From the listing that follows, extract every line and set it down unaltered.

=== Data shown ===

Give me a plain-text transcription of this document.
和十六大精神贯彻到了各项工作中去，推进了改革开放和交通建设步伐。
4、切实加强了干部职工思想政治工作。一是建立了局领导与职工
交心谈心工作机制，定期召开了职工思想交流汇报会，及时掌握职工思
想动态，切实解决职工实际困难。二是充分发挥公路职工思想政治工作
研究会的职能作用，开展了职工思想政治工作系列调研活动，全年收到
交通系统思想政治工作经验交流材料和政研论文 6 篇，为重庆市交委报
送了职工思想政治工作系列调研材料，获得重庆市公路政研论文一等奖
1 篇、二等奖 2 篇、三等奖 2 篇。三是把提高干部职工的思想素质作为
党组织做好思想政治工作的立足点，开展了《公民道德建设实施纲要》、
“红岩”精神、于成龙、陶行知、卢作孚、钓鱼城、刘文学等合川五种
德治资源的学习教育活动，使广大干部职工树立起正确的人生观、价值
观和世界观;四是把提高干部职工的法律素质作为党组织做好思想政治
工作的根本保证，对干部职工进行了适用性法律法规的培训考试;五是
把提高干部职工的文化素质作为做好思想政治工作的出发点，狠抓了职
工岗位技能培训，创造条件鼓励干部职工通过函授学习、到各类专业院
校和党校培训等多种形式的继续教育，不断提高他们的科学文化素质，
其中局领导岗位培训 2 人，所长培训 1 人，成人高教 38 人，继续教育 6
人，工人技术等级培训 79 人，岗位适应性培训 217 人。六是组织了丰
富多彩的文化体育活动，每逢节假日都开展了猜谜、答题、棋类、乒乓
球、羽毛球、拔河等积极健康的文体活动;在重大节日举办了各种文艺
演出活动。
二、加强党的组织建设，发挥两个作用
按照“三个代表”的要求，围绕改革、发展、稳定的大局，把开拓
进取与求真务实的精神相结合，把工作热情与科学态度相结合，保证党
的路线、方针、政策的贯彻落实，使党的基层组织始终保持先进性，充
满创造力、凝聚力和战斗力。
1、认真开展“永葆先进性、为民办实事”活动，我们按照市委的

===

-- Complete output --
Give me a plain-text transcription of this document.
和十六大精神贯彻到了各项工作中去，推进了改革开放和交通建设步伐。
4、切实加强了干部职工思想政治工作。一是建立了局领导与职工
交心谈心工作机制，定期召开了职工思想交流汇报会，及时掌握职工思
想动态，切实解决职工实际困难。二是充分发挥公路职工思想政治工作
研究会的职能作用，开展了职工思想政治工作系列调研活动，全年收到
交通系统思想政治工作经验交流材料和政研论文 6 篇，为重庆市交委报
送了职工思想政治工作系列调研材料，获得重庆市公路政研论文一等奖
1 篇、二等奖 2 篇、三等奖 2 篇。三是把提高干部职工的思想素质作为
党组织做好思想政治工作的立足点，开展了《公民道德建设实施纲要》、
“红岩”精神、于成龙、陶行知、卢作孚、钓鱼城、刘文学等合川五种
德治资源的学习教育活动，使广大干部职工树立起正确的人生观、价值
观和世界观;四是把提高干部职工的法律素质作为党组织做好思想政治
工作的根本保证，对干部职工进行了适用性法律法规的培训考试;五是
把提高干部职工的文化素质作为做好思想政治工作的出发点，狠抓了职
工岗位技能培训，创造条件鼓励干部职工通过函授学习、到各类专业院
校和党校培训等多种形式的继续教育，不断提高他们的科学文化素质，
其中局领导岗位培训 2 人，所长培训 1 人，成人高教 38 人，继续教育 6
人，工人技术等级培训 79 人，岗位适应性培训 217 人。六是组织了丰
富多彩的文化体育活动，每逢节假日都开展了猜谜、答题、棋类、乒乓
球、羽毛球、拔河等积极健康的文体活动;在重大节日举办了各种文艺
演出活动。
二、加强党的组织建设，发挥两个作用
按照“三个代表”的要求，围绕改革、发展、稳定的大局，把开拓
进取与求真务实的精神相结合，把工作热情与科学态度相结合，保证党
的路线、方针、政策的贯彻落实，使党的基层组织始终保持先进性，充
满创造力、凝聚力和战斗力。
1、认真开展“永葆先进性、为民办实事”活动，我们按照市委的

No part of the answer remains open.